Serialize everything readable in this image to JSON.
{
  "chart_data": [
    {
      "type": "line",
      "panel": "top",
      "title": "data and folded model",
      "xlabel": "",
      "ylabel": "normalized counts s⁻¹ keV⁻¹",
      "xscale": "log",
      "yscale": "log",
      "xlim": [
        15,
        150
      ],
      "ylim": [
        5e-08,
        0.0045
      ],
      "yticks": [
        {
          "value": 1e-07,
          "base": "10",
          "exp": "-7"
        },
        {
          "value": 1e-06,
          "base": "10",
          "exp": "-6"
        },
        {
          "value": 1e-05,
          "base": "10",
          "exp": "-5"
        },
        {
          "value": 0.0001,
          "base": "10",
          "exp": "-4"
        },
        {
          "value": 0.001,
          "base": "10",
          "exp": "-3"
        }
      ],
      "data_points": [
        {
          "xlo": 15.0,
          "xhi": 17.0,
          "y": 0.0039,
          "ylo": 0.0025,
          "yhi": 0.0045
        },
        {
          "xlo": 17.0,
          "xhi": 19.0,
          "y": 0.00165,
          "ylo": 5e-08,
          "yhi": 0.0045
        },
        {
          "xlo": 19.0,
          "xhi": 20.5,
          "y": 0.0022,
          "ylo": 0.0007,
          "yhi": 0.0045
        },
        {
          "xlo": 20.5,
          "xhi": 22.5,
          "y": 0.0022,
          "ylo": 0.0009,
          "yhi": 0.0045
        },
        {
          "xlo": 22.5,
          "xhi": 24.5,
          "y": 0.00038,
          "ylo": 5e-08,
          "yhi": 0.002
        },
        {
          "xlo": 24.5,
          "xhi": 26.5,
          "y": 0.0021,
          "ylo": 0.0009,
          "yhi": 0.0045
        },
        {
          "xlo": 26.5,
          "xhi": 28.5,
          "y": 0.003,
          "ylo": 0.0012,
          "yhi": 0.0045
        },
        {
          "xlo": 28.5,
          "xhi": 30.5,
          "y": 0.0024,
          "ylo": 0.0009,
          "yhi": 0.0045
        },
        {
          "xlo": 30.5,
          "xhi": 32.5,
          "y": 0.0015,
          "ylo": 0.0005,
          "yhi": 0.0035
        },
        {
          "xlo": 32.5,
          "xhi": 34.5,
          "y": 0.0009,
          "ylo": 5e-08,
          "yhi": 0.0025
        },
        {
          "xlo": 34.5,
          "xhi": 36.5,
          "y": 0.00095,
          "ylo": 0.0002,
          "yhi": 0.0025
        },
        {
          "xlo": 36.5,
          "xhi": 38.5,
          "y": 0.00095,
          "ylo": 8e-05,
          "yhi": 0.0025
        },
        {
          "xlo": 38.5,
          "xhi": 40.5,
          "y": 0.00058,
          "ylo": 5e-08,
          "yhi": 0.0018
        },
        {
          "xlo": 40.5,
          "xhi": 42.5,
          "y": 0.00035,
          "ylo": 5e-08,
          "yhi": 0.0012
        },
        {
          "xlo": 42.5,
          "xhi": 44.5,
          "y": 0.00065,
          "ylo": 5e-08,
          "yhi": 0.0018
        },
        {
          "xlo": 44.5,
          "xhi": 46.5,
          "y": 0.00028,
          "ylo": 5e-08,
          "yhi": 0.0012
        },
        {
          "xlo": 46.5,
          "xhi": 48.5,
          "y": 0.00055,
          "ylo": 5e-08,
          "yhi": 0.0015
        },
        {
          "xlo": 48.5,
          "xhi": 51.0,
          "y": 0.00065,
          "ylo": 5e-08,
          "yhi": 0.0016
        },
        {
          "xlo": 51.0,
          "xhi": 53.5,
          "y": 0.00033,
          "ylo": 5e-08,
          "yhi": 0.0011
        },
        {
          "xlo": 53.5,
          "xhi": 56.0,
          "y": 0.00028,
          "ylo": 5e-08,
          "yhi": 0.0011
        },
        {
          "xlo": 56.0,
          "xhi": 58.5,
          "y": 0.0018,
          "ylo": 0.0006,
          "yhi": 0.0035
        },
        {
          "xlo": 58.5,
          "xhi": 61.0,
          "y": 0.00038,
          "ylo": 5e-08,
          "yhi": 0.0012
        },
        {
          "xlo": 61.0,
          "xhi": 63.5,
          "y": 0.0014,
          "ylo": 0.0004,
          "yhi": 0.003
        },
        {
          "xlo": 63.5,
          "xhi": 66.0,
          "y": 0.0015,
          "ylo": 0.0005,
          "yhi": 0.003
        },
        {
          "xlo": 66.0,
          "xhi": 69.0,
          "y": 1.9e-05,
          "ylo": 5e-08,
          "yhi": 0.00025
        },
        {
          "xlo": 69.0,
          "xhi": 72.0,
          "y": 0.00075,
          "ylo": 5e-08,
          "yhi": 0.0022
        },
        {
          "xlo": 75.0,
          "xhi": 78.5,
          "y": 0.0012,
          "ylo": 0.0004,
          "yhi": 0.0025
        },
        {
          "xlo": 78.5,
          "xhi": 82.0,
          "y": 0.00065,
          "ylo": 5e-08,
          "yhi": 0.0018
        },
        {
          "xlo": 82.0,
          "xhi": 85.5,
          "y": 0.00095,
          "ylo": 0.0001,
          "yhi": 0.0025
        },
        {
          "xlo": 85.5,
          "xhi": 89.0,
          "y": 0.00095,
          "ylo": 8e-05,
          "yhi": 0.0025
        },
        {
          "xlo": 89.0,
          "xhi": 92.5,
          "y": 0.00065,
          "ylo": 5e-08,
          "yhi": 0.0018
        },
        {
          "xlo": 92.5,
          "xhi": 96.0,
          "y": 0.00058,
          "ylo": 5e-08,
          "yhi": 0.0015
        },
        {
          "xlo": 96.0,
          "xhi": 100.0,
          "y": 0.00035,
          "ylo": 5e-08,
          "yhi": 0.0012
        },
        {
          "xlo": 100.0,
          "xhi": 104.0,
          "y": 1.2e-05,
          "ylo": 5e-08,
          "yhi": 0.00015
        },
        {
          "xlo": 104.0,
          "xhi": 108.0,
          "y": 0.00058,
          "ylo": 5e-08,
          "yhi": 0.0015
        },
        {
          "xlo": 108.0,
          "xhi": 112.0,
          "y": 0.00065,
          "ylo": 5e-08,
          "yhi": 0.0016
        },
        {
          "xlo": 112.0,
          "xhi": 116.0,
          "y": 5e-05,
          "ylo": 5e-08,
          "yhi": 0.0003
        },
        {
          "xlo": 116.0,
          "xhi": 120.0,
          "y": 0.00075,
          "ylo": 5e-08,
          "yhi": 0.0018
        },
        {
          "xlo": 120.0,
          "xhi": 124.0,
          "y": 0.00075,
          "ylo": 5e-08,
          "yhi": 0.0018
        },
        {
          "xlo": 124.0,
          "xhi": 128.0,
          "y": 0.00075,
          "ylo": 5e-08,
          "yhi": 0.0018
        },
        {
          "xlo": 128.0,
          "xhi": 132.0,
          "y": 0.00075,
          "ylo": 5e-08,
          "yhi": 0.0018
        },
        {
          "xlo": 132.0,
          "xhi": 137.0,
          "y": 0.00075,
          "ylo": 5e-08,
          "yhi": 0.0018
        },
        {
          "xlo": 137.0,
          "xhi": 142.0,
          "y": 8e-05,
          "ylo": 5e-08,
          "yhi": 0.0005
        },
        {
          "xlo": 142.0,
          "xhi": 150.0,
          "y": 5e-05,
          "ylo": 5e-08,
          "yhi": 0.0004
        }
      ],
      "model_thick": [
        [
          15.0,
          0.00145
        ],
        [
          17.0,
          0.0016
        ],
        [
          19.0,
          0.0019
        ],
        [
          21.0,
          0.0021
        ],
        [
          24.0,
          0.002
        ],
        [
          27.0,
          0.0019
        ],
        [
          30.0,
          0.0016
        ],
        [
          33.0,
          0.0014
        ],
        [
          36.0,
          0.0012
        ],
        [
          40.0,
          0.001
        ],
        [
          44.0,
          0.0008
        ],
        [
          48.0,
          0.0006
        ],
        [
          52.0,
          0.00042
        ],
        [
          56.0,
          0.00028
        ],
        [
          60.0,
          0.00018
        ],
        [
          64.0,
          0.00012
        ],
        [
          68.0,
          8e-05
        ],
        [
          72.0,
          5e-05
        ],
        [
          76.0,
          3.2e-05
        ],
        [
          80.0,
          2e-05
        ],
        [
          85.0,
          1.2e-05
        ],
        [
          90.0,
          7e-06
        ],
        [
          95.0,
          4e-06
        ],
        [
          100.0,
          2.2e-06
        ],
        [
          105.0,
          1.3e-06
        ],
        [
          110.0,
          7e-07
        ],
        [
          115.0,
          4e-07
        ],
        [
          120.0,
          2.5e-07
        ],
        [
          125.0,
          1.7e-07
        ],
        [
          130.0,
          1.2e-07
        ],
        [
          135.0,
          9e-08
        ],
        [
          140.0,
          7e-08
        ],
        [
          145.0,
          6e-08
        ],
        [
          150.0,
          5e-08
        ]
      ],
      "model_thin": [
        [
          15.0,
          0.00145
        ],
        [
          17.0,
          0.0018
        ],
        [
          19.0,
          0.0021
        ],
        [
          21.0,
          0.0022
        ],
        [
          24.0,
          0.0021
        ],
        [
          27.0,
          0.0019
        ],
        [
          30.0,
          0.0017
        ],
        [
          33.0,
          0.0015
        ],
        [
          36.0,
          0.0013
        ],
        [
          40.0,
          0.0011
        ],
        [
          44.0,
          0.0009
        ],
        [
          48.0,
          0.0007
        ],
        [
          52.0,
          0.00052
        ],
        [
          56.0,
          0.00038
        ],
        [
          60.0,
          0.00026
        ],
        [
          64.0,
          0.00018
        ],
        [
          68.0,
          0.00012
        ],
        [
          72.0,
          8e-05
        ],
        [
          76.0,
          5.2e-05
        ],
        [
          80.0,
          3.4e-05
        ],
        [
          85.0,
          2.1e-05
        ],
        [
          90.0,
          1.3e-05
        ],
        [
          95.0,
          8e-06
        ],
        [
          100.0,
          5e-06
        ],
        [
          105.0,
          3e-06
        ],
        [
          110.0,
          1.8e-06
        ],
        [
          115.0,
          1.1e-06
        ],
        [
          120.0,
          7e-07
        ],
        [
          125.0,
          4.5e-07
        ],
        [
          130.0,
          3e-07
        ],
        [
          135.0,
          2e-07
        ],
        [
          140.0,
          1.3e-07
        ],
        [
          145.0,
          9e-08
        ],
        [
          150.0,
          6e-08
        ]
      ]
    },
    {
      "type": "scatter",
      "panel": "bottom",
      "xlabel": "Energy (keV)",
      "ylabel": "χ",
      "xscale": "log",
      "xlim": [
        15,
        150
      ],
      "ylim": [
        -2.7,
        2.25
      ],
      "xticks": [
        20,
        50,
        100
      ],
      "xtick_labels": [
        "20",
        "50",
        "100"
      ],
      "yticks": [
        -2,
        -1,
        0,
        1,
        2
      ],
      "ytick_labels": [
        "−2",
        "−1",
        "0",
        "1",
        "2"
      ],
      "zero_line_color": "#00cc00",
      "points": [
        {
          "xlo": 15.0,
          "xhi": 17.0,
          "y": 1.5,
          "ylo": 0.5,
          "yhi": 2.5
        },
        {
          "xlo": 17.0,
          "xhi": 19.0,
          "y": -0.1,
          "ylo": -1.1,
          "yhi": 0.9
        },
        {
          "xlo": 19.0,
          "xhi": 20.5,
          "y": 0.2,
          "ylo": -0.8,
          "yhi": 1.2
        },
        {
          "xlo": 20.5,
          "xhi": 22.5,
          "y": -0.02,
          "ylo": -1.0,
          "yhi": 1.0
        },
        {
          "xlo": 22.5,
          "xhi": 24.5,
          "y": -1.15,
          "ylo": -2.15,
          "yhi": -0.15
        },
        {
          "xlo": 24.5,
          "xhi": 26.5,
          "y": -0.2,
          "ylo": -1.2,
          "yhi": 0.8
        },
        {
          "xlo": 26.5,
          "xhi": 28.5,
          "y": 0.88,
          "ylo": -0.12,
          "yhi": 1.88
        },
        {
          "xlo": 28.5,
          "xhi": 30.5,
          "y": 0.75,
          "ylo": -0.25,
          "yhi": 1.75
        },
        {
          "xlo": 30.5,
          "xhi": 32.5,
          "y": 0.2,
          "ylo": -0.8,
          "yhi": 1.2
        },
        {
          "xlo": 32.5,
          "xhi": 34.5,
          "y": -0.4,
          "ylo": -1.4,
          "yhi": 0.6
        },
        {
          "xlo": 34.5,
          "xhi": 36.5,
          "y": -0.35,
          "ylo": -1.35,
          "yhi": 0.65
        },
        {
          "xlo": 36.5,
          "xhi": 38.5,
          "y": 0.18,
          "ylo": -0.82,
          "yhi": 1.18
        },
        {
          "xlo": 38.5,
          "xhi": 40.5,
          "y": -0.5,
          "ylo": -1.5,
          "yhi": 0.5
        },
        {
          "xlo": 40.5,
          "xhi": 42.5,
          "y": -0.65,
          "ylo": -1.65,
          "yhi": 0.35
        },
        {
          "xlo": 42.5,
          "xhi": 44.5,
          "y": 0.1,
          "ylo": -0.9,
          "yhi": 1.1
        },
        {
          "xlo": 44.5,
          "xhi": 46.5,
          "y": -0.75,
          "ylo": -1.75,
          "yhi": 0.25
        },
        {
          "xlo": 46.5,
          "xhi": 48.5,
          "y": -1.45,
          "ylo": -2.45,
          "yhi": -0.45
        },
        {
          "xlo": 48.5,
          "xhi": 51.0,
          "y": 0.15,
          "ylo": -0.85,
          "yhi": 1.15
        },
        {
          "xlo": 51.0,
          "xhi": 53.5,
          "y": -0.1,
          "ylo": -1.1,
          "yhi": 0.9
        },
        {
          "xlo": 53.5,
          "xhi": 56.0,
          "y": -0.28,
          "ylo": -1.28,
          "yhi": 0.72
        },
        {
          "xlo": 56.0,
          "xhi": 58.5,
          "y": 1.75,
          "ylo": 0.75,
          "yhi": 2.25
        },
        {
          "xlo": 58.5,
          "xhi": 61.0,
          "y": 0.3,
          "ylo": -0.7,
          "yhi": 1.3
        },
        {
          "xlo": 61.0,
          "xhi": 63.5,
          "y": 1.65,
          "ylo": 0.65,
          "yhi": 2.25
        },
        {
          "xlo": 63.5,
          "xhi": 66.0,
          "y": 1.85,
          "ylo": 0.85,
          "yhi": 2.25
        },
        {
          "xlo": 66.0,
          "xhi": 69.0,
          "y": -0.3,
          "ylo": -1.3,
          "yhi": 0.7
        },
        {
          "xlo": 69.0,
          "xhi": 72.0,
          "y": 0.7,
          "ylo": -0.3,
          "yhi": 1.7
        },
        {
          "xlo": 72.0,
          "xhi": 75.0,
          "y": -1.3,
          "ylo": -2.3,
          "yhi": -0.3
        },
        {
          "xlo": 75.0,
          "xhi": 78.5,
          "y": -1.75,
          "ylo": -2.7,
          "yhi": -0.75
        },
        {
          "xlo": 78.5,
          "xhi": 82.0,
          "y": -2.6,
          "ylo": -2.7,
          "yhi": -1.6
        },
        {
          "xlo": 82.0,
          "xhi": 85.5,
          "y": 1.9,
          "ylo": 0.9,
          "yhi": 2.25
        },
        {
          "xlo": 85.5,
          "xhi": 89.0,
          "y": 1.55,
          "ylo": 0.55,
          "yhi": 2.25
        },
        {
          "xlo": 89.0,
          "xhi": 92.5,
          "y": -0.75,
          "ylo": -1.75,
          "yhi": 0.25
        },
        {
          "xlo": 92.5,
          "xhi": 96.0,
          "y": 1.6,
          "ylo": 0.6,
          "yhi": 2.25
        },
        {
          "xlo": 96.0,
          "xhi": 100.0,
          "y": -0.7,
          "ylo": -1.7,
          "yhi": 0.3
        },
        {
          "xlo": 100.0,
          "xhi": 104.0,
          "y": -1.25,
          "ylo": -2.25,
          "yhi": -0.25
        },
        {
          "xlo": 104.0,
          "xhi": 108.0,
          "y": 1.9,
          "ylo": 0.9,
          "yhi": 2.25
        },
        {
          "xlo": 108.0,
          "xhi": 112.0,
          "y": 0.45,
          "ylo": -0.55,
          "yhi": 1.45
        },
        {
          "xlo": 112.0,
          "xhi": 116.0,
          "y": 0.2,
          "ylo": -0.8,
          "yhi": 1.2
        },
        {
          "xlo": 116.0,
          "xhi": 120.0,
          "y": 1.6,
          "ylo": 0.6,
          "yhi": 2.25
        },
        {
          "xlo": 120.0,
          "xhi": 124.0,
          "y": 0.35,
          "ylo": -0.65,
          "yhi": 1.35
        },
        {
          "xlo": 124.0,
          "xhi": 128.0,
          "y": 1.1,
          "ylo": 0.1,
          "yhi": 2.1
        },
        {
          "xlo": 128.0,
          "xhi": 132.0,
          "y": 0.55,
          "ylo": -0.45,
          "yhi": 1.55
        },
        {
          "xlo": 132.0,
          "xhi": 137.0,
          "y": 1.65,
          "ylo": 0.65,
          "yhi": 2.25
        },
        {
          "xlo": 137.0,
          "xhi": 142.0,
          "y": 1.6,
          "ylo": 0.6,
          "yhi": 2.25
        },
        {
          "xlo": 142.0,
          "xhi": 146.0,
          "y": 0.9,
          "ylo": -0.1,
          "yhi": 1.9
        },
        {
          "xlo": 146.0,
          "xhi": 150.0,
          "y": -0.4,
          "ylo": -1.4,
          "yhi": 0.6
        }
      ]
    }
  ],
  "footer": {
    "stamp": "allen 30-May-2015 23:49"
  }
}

━━━━━━━━

#### AIM OF THE TASK
From the data above, pick out each line containing "ylabel" and copy it.

#### RESULT FOR THIS TASK
      "ylabel": "normalized counts s⁻¹ keV⁻¹",
      "ylabel": "χ",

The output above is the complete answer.